BRIEF: Give all the lines below again, exactly, with no pictures.

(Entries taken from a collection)

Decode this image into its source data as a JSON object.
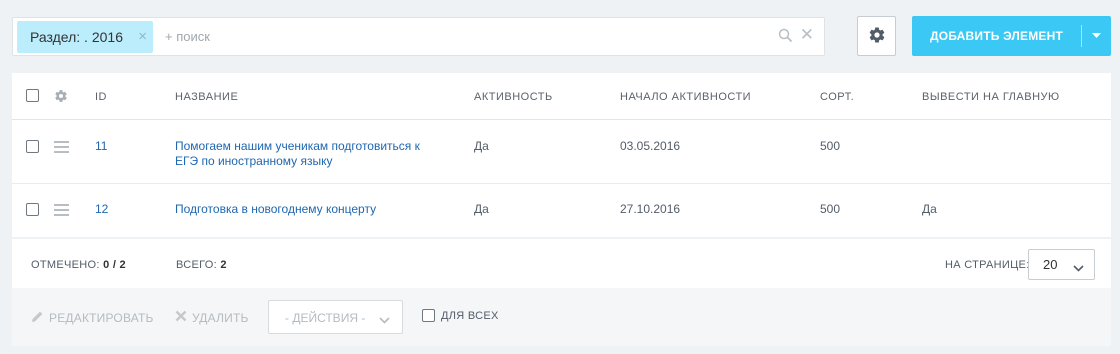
{
  "filter": {
    "chip_label": "Раздел: . 2016",
    "placeholder": "+ поиск"
  },
  "toolbar": {
    "add_label": "ДОБАВИТЬ ЭЛЕМЕНТ"
  },
  "grid": {
    "columns": {
      "id": "ID",
      "name": "НАЗВАНИЕ",
      "active": "АКТИВНОСТЬ",
      "start": "НАЧАЛО АКТИВНОСТИ",
      "sort": "СОРТ.",
      "main": "ВЫВЕСТИ НА ГЛАВНУЮ"
    },
    "rows": [
      {
        "id": "11",
        "name_line1": "Помогаем нашим ученикам подготовиться к",
        "name_line2": "ЕГЭ по иностранному языку",
        "active": "Да",
        "start": "03.05.2016",
        "sort": "500",
        "main": ""
      },
      {
        "id": "12",
        "name_line1": "Подготовка в новогоднему концерту",
        "name_line2": "",
        "active": "Да",
        "start": "27.10.2016",
        "sort": "500",
        "main": "Да"
      }
    ]
  },
  "footer": {
    "checked_label": "ОТМЕЧЕНО:",
    "checked_value": "0 / 2",
    "total_label": "ВСЕГО:",
    "total_value": "2",
    "per_page_label": "НА СТРАНИЦЕ:",
    "per_page_value": "20"
  },
  "actions": {
    "edit_label": "РЕДАКТИРОВАТЬ",
    "delete_label": "УДАЛИТЬ",
    "actions_select": "- ДЕЙСТВИЯ -",
    "for_all_label": "ДЛЯ ВСЕХ"
  },
  "colors": {
    "accent": "#3bc8f5",
    "chip": "#bcedfc",
    "link": "#2067b0",
    "background": "#eef2f4"
  },
  "icons": {
    "filter_close": "close-icon",
    "filter_search": "search-icon",
    "filter_clear": "clear-icon",
    "settings": "gear-icon",
    "add_dropdown": "chevron-down-icon",
    "row_drag": "hamburger-icon",
    "edit": "pencil-icon",
    "delete": "cross-icon"
  }
}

THE RESULT:
Decode this image into its source data as a JSON object.
{
  "filter": {
    "chip_label": "Раздел: . 2016",
    "placeholder": "+ поиск"
  },
  "toolbar": {
    "add_label": "ДОБАВИТЬ ЭЛЕМЕНТ"
  },
  "grid": {
    "columns": {
      "id": "ID",
      "name": "НАЗВАНИЕ",
      "active": "АКТИВНОСТЬ",
      "start": "НАЧАЛО АКТИВНОСТИ",
      "sort": "СОРТ.",
      "main": "ВЫВЕСТИ НА ГЛАВНУЮ"
    },
    "rows": [
      {
        "id": "11",
        "name_line1": "Помогаем нашим ученикам подготовиться к",
        "name_line2": "ЕГЭ по иностранному языку",
        "active": "Да",
        "start": "03.05.2016",
        "sort": "500",
        "main": ""
      },
      {
        "id": "12",
        "name_line1": "Подготовка в новогоднему концерту",
        "name_line2": "",
        "active": "Да",
        "start": "27.10.2016",
        "sort": "500",
        "main": "Да"
      }
    ]
  },
  "footer": {
    "checked_label": "ОТМЕЧЕНО:",
    "checked_value": "0 / 2",
    "total_label": "ВСЕГО:",
    "total_value": "2",
    "per_page_label": "НА СТРАНИЦЕ:",
    "per_page_value": "20"
  },
  "actions": {
    "edit_label": "РЕДАКТИРОВАТЬ",
    "delete_label": "УДАЛИТЬ",
    "actions_select": "- ДЕЙСТВИЯ -",
    "for_all_label": "ДЛЯ ВСЕХ"
  },
  "colors": {
    "accent": "#3bc8f5",
    "chip": "#bcedfc",
    "link": "#2067b0",
    "background": "#eef2f4"
  },
  "icons": {
    "filter_close": "close-icon",
    "filter_search": "search-icon",
    "filter_clear": "clear-icon",
    "settings": "gear-icon",
    "add_dropdown": "chevron-down-icon",
    "row_drag": "hamburger-icon",
    "edit": "pencil-icon",
    "delete": "cross-icon"
  }
}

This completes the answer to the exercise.